### WHAT IS REQUIRED
Your task is to copy the listing exactly. Drop any pictures from the copy.

### EXERCISE MATERIAL
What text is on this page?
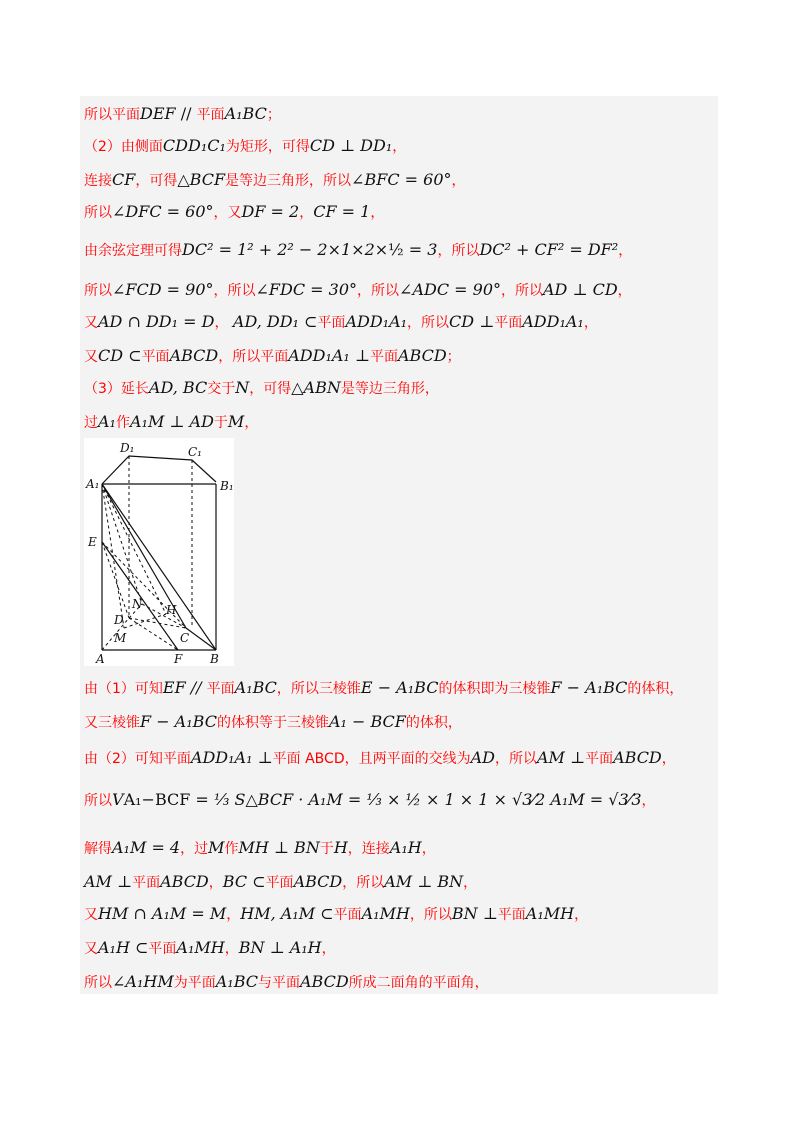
所以平面DEF // 平面A₁BC；
（2）由侧面CDD₁C₁为矩形，可得CD ⊥ DD₁，
连接CF，可得△BCF是等边三角形，所以∠BFC = 60°，
所以∠DFC = 60°，又DF = 2，CF = 1，
由余弦定理可得DC² = 1² + 2² − 2×1×2×½ = 3，所以DC² + CF² = DF²，
所以∠FCD = 90°，所以∠FDC = 30°，所以∠ADC = 90°，所以AD ⊥ CD，
又AD ∩ DD₁ = D， AD, DD₁ ⊂平面ADD₁A₁，所以CD ⊥平面ADD₁A₁，
又CD ⊂平面ABCD，所以平面ADD₁A₁ ⊥平面ABCD；
（3）延长AD, BC交于N，可得△ABN是等边三角形，
过A₁作A₁M ⊥ AD于M，
由（1）可知EF // 平面A₁BC，所以三棱锥E − A₁BC的体积即为三棱锥F − A₁BC的体积，
又三棱锥F − A₁BC的体积等于三棱锥A₁ − BCF的体积，
由（2）可知平面ADD₁A₁ ⊥平面 ABCD，且两平面的交线为AD，所以AM ⊥平面ABCD，
所以VA₁−BCF = ⅓ S△BCF · A₁M = ⅓ × ½ × 1 × 1 × √3⁄2 A₁M = √3⁄3，
解得A₁M = 4，过M作MH ⊥ BN于H，连接A₁H，
AM ⊥平面ABCD，BC ⊂平面ABCD，所以AM ⊥ BN，
又HM ∩ A₁M = M，HM, A₁M ⊂平面A₁MH，所以BN ⊥平面A₁MH，
又A₁H ⊂平面A₁MH，BN ⊥ A₁H，
所以∠A₁HM为平面A₁BC与平面ABCD所成二面角的平面角，
D₁	C₁
A₁	B₁
E
N H
D
M	C
A	F B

### THE REPLY
What text is on this page?
所以平面DEF // 平面A₁BC；
（2）由侧面CDD₁C₁为矩形，可得CD ⊥ DD₁，
连接CF，可得△BCF是等边三角形，所以∠BFC = 60°，
所以∠DFC = 60°，又DF = 2，CF = 1，
由余弦定理可得DC² = 1² + 2² − 2×1×2×½ = 3，所以DC² + CF² = DF²，
所以∠FCD = 90°，所以∠FDC = 30°，所以∠ADC = 90°，所以AD ⊥ CD，
又AD ∩ DD₁ = D， AD, DD₁ ⊂平面ADD₁A₁，所以CD ⊥平面ADD₁A₁，
又CD ⊂平面ABCD，所以平面ADD₁A₁ ⊥平面ABCD；
（3）延长AD, BC交于N，可得△ABN是等边三角形，
过A₁作A₁M ⊥ AD于M，
由（1）可知EF // 平面A₁BC，所以三棱锥E − A₁BC的体积即为三棱锥F − A₁BC的体积，
又三棱锥F − A₁BC的体积等于三棱锥A₁ − BCF的体积，
由（2）可知平面ADD₁A₁ ⊥平面 ABCD，且两平面的交线为AD，所以AM ⊥平面ABCD，
所以VA₁−BCF = ⅓ S△BCF · A₁M = ⅓ × ½ × 1 × 1 × √3⁄2 A₁M = √3⁄3，
解得A₁M = 4，过M作MH ⊥ BN于H，连接A₁H，
AM ⊥平面ABCD，BC ⊂平面ABCD，所以AM ⊥ BN，
又HM ∩ A₁M = M，HM, A₁M ⊂平面A₁MH，所以BN ⊥平面A₁MH，
又A₁H ⊂平面A₁MH，BN ⊥ A₁H，
所以∠A₁HM为平面A₁BC与平面ABCD所成二面角的平面角，
D₁	C₁
A₁	B₁
E
N H
D
M	C
A	F B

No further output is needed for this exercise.